[WHAT NEEDS TO BE DONE] Present the data once more in exactly its original form.

[Begin SUPPLIED MATERIAL]

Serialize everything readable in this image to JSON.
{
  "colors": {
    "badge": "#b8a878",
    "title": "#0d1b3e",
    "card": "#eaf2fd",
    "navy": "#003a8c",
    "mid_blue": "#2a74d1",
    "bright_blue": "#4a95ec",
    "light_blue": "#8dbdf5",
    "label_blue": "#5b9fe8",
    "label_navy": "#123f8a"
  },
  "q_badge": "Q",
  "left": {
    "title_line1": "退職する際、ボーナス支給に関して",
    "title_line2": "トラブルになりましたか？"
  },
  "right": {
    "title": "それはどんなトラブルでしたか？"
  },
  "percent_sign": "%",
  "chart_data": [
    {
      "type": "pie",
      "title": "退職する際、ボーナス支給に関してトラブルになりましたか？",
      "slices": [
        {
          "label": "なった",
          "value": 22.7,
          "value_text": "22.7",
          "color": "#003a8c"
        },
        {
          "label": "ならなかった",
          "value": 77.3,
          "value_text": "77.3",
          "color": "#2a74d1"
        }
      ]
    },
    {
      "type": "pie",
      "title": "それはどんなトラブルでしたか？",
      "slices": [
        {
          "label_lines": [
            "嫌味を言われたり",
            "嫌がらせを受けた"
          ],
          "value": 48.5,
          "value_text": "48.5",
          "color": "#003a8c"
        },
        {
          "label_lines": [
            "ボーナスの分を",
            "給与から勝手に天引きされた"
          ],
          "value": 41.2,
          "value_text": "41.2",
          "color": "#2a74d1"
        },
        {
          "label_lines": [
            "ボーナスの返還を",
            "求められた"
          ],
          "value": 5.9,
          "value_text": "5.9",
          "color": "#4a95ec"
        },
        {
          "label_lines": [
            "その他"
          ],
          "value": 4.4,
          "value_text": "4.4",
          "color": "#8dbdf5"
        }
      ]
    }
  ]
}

[End SUPPLIED MATERIAL]

[RESPONSE TO THE TASK]
Serialize everything readable in this image to JSON.
{
  "colors": {
    "badge": "#b8a878",
    "title": "#0d1b3e",
    "card": "#eaf2fd",
    "navy": "#003a8c",
    "mid_blue": "#2a74d1",
    "bright_blue": "#4a95ec",
    "light_blue": "#8dbdf5",
    "label_blue": "#5b9fe8",
    "label_navy": "#123f8a"
  },
  "q_badge": "Q",
  "left": {
    "title_line1": "退職する際、ボーナス支給に関して",
    "title_line2": "トラブルになりましたか？"
  },
  "right": {
    "title": "それはどんなトラブルでしたか？"
  },
  "percent_sign": "%",
  "chart_data": [
    {
      "type": "pie",
      "title": "退職する際、ボーナス支給に関してトラブルになりましたか？",
      "slices": [
        {
          "label": "なった",
          "value": 22.7,
          "value_text": "22.7",
          "color": "#003a8c"
        },
        {
          "label": "ならなかった",
          "value": 77.3,
          "value_text": "77.3",
          "color": "#2a74d1"
        }
      ]
    },
    {
      "type": "pie",
      "title": "それはどんなトラブルでしたか？",
      "slices": [
        {
          "label_lines": [
            "嫌味を言われたり",
            "嫌がらせを受けた"
          ],
          "value": 48.5,
          "value_text": "48.5",
          "color": "#003a8c"
        },
        {
          "label_lines": [
            "ボーナスの分を",
            "給与から勝手に天引きされた"
          ],
          "value": 41.2,
          "value_text": "41.2",
          "color": "#2a74d1"
        },
        {
          "label_lines": [
            "ボーナスの返還を",
            "求められた"
          ],
          "value": 5.9,
          "value_text": "5.9",
          "color": "#4a95ec"
        },
        {
          "label_lines": [
            "その他"
          ],
          "value": 4.4,
          "value_text": "4.4",
          "color": "#8dbdf5"
        }
      ]
    }
  ]
}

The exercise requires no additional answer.